------ RECORD LIST
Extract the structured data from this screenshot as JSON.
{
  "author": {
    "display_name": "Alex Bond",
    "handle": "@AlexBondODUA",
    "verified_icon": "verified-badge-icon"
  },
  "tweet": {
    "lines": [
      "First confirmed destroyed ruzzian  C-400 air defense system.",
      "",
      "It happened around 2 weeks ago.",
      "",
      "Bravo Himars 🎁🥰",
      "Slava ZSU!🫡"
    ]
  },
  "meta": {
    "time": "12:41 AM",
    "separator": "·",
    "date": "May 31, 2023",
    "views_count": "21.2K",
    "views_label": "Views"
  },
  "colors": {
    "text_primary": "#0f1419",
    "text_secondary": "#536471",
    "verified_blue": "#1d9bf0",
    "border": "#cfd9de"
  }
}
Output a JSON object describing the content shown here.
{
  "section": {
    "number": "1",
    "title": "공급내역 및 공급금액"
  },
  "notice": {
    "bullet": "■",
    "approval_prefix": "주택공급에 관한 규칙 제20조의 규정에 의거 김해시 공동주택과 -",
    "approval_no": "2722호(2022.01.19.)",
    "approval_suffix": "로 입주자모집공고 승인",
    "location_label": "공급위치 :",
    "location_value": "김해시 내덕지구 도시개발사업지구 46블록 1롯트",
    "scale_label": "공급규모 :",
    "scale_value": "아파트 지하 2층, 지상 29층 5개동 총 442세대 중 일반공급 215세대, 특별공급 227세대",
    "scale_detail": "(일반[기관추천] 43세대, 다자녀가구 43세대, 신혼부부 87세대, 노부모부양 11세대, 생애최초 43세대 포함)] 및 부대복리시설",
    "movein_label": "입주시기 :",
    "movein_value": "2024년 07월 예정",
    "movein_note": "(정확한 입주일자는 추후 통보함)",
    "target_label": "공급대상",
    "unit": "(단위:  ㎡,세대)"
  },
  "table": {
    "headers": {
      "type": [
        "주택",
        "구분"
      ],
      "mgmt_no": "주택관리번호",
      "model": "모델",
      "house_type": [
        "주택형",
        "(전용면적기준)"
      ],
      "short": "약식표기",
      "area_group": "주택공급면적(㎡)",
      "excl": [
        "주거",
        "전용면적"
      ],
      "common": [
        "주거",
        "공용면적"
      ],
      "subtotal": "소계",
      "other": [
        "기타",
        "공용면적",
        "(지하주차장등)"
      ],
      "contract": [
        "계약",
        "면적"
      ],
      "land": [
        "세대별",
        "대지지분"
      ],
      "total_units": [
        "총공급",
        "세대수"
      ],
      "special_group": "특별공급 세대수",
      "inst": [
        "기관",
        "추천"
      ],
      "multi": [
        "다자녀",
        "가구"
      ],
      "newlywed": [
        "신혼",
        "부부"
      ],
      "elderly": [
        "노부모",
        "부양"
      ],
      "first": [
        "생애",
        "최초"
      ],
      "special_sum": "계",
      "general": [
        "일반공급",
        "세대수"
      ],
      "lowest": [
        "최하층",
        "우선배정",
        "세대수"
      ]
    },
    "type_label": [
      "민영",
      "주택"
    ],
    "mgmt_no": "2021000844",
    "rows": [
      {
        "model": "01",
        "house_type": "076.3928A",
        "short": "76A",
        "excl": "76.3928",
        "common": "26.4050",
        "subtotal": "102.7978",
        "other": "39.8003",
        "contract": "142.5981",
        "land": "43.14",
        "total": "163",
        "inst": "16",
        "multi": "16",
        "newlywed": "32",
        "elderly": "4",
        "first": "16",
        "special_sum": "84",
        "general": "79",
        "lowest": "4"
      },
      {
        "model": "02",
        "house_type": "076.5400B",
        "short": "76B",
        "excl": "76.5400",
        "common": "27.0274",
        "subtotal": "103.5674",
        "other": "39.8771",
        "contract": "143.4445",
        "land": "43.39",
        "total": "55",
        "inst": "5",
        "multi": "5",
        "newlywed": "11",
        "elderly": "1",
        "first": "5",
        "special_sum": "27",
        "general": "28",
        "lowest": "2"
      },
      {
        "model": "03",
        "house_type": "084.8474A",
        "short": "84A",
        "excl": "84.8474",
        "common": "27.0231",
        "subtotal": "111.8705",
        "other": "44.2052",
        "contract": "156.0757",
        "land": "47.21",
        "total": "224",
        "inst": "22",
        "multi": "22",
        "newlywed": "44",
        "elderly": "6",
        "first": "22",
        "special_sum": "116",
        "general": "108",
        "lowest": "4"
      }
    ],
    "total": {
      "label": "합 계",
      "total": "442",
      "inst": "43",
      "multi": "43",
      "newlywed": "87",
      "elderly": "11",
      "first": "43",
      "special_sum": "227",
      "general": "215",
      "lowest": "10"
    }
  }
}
------------
WHAT IS REQUIRED: Gather from the entries above all lines that include the string "short".

REPLY TO THE TASK:
      "short": "약식표기",
        "short": "76A",
        "short": "76B",
        "short": "84A",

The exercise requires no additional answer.